> **What is required**
Find every line in the records that holds the string "length". Copy each one.

> **Data for this exercise**
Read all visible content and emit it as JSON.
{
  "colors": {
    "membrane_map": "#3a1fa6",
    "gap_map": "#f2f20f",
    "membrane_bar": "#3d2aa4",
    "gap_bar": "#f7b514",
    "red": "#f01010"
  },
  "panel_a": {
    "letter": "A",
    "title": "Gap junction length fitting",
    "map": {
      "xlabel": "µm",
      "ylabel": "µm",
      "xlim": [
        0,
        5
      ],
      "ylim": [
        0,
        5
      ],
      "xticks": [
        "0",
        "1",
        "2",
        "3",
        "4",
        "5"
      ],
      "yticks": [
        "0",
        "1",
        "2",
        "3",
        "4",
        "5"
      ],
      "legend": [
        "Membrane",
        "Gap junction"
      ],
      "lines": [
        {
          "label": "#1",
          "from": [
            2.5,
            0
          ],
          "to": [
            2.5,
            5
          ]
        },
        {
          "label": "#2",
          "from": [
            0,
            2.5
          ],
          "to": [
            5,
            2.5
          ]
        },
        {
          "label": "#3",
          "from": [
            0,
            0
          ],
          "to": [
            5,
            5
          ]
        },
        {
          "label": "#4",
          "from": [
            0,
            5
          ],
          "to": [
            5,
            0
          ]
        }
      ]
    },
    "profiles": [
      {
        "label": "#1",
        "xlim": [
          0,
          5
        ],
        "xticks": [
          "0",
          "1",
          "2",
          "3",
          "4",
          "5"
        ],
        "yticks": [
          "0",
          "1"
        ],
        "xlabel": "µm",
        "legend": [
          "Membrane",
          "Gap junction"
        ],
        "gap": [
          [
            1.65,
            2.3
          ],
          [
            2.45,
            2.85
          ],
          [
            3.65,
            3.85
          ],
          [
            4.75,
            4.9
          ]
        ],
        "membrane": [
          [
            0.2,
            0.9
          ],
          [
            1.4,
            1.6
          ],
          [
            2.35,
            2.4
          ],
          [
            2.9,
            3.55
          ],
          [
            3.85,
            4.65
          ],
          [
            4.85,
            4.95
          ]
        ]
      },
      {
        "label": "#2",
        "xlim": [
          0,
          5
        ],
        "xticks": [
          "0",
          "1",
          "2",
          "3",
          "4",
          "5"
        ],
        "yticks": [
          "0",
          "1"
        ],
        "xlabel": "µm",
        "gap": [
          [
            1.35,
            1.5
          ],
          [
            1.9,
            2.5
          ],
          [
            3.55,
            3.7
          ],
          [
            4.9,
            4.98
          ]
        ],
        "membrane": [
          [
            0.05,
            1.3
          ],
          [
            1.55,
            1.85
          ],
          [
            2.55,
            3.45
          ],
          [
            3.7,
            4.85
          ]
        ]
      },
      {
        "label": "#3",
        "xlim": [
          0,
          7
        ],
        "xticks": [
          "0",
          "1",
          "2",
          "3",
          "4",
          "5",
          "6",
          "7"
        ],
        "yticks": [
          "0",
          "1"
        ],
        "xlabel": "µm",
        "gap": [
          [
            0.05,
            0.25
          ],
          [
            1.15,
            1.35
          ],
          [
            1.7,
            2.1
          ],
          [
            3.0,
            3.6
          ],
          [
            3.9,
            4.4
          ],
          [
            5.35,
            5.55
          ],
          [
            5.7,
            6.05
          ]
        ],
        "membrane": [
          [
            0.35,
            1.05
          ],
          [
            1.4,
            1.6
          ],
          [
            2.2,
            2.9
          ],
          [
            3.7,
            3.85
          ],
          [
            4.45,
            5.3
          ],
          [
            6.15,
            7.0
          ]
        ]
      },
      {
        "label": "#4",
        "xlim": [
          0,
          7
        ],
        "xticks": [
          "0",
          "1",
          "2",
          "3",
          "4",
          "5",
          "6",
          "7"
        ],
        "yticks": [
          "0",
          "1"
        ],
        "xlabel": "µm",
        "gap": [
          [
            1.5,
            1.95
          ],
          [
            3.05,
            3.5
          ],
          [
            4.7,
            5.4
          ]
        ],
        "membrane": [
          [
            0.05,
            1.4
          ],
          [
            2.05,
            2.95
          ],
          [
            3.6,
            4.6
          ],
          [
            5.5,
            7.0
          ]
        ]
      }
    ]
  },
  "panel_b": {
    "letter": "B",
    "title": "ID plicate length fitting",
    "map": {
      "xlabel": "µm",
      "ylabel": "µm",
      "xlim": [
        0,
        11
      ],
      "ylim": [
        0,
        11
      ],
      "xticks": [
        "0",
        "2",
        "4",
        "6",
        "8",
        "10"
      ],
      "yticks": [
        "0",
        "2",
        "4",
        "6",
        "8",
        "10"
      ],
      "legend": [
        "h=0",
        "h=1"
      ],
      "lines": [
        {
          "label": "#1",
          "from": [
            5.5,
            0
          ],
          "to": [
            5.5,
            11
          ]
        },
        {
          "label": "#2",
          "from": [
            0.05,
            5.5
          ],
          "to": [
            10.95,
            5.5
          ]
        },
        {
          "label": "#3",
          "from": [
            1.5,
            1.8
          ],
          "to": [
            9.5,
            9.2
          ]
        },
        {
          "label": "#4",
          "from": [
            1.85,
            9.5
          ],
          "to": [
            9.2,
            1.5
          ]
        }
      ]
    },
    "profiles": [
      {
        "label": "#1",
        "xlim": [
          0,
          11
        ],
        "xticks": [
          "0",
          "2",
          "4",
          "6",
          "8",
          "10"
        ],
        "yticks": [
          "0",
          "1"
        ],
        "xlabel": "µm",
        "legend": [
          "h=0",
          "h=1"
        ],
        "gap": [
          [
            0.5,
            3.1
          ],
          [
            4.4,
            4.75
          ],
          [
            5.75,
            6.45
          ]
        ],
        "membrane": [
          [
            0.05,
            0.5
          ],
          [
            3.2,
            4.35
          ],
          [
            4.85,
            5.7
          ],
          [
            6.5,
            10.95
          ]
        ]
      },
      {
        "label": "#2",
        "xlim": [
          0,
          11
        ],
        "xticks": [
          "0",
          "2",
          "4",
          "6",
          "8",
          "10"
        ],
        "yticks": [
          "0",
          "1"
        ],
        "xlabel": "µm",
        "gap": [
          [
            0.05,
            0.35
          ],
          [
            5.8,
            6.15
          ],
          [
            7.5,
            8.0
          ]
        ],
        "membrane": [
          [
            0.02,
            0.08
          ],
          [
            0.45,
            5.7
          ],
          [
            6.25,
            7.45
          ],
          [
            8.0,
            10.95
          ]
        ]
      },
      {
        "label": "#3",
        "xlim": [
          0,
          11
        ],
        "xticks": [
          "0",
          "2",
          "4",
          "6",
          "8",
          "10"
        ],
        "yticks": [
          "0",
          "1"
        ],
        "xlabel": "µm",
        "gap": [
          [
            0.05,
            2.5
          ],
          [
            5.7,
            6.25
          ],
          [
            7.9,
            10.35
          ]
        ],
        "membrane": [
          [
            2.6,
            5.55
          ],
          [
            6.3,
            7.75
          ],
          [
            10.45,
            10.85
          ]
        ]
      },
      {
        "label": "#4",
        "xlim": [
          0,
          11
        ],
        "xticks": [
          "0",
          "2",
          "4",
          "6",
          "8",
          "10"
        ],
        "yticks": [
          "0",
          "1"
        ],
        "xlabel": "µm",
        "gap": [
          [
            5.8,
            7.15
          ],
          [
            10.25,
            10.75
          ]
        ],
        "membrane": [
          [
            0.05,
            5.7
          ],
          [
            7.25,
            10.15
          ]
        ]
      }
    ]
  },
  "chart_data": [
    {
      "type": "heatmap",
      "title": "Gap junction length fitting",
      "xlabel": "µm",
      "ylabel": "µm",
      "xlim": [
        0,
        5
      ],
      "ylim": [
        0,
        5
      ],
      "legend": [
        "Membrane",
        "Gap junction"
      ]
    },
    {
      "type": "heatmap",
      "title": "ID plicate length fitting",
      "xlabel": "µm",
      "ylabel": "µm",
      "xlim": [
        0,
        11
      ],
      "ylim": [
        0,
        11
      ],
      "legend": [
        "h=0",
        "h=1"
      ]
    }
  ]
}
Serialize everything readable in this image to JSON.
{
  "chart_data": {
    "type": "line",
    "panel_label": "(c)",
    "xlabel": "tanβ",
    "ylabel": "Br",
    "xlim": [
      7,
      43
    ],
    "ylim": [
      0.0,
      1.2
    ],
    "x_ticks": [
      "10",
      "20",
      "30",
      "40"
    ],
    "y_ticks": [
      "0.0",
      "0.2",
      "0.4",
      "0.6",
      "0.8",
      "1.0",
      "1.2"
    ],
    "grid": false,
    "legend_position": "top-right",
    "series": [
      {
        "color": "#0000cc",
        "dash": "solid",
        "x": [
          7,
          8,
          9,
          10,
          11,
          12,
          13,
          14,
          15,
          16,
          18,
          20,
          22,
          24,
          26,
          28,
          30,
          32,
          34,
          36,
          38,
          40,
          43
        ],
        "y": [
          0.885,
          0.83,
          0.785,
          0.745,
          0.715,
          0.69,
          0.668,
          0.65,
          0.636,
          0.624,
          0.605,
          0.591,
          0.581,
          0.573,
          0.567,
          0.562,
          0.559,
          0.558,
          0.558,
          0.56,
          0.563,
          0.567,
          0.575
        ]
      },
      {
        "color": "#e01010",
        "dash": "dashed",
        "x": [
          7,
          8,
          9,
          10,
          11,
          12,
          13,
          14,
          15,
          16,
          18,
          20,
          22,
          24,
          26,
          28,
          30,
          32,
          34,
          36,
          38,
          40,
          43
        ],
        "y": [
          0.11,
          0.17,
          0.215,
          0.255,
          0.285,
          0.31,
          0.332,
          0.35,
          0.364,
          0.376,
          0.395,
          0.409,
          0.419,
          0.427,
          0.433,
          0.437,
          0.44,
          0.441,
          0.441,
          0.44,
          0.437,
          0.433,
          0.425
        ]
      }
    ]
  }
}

> **Answer to this task**
    "title": "Gap junction length fitting",
    "title": "ID plicate length fitting",
      "title": "Gap junction length fitting",
      "title": "ID plicate length fitting",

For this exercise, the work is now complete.